YOUR GOAL: Below are records; count the lines in them that hold "activity" and give only the count.

[Begin RECORD EXTRACTS]

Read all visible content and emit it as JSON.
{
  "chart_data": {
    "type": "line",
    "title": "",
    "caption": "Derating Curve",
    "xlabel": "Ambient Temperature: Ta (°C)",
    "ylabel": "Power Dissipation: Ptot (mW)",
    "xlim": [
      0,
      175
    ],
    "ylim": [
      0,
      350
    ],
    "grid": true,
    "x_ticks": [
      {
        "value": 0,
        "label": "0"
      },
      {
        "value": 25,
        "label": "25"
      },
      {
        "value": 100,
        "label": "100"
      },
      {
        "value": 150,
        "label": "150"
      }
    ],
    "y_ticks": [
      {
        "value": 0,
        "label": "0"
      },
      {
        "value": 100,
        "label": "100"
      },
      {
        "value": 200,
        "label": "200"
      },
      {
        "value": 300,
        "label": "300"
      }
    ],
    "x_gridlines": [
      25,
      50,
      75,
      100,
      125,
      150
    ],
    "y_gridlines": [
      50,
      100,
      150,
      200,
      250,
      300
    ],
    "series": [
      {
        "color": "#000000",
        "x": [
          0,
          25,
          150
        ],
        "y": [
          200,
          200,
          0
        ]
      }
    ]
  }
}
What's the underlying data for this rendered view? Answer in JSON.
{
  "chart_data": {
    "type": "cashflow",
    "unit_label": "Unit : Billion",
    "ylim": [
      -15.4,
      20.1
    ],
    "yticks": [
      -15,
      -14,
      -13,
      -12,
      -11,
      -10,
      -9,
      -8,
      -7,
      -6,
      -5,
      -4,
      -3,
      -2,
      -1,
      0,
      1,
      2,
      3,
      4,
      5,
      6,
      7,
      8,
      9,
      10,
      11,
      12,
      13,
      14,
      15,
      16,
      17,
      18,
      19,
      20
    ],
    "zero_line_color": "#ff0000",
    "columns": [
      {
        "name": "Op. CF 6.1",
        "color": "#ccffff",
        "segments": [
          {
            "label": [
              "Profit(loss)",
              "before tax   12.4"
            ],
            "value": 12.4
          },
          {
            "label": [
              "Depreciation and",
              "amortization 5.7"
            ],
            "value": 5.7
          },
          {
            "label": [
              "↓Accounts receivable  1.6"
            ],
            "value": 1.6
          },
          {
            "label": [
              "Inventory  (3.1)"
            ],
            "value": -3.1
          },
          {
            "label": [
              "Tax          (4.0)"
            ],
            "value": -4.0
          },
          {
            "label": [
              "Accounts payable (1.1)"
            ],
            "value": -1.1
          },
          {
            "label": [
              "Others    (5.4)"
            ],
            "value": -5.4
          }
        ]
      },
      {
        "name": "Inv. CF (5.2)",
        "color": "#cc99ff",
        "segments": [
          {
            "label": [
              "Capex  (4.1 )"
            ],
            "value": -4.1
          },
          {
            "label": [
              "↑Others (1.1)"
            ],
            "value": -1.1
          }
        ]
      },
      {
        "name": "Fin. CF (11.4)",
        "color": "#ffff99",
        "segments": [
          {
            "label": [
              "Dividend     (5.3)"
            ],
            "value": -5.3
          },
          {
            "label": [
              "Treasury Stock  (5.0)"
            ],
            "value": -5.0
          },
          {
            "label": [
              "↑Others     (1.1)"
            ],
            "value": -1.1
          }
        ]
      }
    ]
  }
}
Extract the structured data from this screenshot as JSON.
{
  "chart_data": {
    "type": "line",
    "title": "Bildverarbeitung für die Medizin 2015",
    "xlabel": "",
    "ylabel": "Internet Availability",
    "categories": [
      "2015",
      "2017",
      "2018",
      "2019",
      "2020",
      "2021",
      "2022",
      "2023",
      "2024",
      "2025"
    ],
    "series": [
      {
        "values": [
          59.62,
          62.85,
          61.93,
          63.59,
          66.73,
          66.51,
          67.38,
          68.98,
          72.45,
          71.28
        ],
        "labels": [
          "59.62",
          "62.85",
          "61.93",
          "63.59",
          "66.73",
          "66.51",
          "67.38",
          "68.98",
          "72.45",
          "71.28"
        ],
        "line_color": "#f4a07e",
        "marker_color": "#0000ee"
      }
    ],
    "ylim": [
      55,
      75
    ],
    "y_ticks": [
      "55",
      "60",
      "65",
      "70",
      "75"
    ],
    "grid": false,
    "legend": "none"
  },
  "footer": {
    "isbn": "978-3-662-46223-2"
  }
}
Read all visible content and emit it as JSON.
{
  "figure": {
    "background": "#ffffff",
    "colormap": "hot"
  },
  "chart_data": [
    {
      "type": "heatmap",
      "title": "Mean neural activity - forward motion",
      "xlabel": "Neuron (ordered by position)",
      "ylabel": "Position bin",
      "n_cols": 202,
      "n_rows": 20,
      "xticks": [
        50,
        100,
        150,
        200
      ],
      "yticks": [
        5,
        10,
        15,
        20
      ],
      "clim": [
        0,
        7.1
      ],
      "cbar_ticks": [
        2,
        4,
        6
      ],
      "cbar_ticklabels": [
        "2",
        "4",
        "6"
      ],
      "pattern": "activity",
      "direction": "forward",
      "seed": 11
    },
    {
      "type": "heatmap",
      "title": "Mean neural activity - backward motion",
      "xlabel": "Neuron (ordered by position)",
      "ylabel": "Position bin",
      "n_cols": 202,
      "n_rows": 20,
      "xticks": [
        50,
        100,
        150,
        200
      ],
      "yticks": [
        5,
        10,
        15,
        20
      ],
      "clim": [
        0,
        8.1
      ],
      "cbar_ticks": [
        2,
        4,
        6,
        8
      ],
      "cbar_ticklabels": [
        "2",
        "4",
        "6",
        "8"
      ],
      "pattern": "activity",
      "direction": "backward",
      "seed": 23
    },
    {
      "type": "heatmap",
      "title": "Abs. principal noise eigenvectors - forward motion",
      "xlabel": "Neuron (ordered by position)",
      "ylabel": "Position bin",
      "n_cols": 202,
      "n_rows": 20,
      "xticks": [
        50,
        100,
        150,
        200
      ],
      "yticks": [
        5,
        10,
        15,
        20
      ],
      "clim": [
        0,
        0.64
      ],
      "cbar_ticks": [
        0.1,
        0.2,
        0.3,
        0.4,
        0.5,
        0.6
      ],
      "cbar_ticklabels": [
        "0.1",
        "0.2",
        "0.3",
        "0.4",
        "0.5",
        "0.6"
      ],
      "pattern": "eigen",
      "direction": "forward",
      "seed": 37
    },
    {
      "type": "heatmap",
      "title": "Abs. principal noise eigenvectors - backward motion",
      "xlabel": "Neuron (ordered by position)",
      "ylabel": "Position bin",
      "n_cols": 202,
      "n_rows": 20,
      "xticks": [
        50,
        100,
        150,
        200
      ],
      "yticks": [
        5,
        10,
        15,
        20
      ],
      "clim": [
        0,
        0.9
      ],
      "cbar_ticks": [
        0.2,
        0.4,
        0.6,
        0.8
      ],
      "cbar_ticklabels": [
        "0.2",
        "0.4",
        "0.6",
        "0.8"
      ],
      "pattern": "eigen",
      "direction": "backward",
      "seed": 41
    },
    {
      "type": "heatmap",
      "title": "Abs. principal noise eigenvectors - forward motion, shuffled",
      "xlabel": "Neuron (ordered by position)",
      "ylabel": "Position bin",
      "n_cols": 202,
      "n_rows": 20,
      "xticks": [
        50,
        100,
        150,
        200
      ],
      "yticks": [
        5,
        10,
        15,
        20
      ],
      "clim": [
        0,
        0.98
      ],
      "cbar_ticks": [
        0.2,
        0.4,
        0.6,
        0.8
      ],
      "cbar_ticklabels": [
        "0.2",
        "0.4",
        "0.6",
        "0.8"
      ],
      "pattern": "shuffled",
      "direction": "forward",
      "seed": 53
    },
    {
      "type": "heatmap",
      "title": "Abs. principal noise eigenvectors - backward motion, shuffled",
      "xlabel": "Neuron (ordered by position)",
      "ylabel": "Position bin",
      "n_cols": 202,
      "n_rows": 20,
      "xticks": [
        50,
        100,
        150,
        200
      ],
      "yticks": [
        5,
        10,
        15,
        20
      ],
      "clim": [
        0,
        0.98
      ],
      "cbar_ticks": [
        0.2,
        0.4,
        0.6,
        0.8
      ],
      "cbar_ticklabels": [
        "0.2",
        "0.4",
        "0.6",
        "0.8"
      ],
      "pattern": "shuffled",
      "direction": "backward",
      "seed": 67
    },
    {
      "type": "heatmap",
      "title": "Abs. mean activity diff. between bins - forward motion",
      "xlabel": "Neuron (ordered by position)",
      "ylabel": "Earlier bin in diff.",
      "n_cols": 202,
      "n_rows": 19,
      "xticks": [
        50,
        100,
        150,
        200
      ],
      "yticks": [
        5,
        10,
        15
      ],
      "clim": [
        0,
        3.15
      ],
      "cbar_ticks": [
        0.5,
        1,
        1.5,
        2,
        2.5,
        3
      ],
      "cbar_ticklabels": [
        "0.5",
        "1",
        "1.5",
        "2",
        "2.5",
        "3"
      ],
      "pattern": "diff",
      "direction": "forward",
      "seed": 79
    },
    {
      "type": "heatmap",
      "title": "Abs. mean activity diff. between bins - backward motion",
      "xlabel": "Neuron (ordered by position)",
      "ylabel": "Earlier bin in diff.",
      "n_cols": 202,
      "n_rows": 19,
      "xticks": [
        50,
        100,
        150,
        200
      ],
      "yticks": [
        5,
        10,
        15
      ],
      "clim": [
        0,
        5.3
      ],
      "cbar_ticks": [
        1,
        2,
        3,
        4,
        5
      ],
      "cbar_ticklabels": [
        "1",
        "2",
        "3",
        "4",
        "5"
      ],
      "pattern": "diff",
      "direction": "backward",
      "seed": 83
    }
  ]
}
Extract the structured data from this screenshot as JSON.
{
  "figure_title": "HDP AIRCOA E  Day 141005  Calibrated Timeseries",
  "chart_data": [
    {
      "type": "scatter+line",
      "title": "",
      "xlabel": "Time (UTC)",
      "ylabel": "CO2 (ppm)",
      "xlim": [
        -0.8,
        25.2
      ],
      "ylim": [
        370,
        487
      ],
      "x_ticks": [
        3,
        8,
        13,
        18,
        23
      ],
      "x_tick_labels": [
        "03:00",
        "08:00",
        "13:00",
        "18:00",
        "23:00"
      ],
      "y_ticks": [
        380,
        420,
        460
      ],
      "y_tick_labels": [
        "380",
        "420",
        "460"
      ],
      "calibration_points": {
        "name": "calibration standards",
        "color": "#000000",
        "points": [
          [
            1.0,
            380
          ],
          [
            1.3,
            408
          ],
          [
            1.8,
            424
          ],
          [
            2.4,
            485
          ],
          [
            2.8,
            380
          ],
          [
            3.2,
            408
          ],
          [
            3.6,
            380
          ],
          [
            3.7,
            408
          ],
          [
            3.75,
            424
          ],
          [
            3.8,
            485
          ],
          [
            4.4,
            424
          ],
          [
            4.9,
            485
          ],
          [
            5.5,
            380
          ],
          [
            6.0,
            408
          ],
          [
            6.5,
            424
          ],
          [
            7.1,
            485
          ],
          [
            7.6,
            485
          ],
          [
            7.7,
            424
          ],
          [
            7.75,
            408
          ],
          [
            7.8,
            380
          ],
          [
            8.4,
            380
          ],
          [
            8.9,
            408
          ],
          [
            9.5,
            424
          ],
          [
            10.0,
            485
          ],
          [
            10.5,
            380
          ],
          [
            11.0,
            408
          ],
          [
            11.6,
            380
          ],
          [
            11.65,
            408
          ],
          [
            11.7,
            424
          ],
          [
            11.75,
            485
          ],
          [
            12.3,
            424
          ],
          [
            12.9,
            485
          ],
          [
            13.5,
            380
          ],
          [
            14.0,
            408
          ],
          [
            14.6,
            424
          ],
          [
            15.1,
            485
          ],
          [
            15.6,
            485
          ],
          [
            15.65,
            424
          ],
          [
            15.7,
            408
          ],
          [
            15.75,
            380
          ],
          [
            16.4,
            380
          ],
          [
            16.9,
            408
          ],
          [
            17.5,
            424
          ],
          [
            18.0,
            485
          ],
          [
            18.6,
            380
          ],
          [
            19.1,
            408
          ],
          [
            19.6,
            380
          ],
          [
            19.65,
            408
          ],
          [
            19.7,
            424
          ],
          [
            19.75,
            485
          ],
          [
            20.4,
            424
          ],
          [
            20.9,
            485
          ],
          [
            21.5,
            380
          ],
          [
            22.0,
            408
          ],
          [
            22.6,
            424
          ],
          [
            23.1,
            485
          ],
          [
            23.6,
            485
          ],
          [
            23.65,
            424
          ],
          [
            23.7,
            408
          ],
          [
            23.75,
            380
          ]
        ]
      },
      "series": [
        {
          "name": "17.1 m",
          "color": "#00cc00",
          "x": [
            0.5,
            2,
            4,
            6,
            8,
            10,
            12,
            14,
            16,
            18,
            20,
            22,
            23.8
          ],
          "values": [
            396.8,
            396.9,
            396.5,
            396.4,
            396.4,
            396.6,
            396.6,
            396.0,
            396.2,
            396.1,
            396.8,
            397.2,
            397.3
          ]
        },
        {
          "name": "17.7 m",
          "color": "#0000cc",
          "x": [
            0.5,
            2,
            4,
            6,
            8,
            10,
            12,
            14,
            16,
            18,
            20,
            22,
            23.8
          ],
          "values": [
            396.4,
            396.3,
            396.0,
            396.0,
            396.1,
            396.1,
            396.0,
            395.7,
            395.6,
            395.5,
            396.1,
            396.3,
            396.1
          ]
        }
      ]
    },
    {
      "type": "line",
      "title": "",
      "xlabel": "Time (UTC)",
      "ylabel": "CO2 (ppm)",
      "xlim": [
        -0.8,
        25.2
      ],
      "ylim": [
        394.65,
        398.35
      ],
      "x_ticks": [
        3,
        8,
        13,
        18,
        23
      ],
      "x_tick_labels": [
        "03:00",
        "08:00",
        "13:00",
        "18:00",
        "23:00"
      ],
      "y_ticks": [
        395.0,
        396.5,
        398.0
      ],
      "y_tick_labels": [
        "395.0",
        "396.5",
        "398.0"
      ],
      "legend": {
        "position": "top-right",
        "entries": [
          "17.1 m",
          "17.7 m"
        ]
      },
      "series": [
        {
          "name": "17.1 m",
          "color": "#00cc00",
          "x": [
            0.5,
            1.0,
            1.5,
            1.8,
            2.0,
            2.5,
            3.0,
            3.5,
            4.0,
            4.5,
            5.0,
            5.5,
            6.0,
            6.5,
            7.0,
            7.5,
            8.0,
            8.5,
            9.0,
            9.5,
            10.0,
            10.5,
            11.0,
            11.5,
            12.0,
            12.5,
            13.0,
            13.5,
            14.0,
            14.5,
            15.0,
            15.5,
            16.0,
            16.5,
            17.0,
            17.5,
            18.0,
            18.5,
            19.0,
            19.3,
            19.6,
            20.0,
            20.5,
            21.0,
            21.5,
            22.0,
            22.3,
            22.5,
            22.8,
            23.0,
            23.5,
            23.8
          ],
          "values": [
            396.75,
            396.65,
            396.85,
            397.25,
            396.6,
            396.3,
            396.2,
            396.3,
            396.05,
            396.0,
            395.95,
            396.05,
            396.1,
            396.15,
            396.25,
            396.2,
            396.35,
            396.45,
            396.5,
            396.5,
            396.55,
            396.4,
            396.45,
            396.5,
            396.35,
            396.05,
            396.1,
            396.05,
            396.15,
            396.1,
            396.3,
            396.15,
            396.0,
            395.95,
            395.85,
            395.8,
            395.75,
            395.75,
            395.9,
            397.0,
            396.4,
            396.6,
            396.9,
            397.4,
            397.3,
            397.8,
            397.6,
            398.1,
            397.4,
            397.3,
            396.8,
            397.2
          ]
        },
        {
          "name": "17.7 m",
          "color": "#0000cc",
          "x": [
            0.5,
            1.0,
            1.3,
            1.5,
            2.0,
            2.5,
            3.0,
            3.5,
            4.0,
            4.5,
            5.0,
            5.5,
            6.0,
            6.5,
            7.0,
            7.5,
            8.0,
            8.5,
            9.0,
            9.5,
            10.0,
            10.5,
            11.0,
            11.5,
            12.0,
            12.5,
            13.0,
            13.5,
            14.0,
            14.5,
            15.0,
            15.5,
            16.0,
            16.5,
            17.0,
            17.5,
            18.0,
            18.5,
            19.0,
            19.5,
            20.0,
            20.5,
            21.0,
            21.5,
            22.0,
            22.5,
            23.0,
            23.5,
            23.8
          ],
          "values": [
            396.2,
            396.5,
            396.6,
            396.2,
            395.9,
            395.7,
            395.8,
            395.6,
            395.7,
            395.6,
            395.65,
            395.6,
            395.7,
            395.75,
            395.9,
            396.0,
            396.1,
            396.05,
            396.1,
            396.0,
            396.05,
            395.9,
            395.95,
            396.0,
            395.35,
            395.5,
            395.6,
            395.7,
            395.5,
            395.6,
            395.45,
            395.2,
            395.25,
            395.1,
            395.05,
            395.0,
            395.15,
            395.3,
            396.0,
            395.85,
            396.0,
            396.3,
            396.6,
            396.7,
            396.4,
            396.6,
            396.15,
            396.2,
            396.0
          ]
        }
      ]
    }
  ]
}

[End RECORD EXTRACTS]

FINAL RESULT: 6